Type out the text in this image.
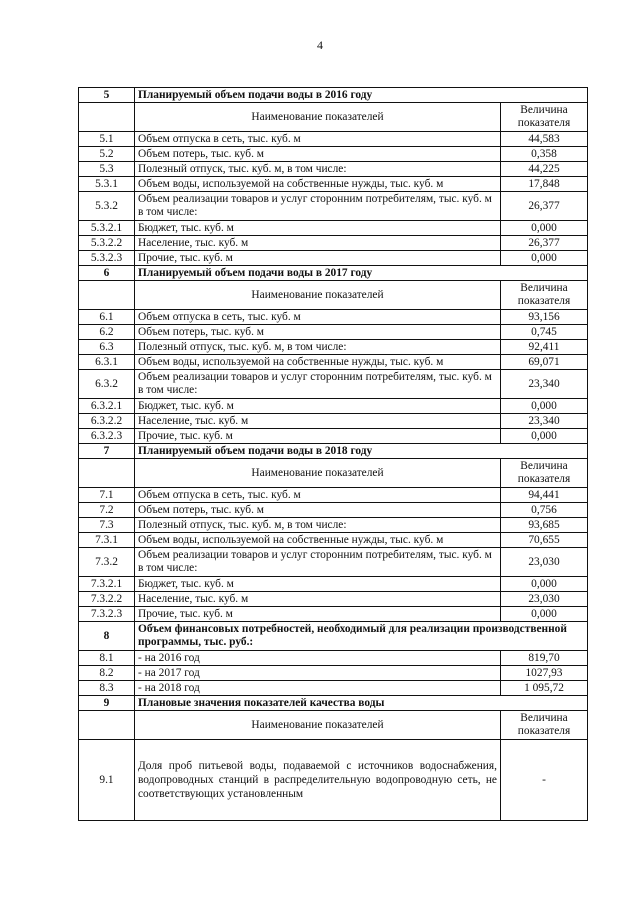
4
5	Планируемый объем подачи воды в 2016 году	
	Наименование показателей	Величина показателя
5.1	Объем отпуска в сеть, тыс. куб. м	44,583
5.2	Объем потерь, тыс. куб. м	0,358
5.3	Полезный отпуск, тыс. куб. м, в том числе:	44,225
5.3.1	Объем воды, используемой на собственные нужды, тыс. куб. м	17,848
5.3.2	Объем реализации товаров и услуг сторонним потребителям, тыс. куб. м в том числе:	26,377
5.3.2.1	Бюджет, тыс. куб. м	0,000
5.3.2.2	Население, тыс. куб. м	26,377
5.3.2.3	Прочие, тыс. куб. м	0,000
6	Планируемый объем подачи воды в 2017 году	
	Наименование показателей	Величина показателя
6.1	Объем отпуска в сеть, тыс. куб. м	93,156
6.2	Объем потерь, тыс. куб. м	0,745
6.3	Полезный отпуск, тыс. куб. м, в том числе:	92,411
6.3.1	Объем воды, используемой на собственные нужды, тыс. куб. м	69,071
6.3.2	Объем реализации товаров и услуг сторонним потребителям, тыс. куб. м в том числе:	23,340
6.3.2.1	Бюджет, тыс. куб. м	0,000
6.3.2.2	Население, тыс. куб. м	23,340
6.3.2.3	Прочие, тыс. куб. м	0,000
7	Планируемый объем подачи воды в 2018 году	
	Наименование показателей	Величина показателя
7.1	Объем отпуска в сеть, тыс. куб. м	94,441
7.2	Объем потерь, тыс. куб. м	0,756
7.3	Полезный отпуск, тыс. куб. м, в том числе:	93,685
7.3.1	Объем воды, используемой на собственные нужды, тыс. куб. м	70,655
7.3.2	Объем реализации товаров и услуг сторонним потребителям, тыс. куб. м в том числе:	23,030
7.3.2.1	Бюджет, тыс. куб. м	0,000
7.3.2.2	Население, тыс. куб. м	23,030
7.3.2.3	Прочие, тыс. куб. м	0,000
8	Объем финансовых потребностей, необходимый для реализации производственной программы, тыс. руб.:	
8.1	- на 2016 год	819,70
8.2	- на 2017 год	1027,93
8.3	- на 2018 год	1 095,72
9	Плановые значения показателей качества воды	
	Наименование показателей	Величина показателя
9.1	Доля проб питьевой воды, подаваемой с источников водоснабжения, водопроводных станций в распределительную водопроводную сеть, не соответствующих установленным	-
^^^^^^^^^^^^^^^^
■ **To do**:
Lines containing the string "Прочие" should be counted; reply with their number and nothing more.

■ **Reply**:
3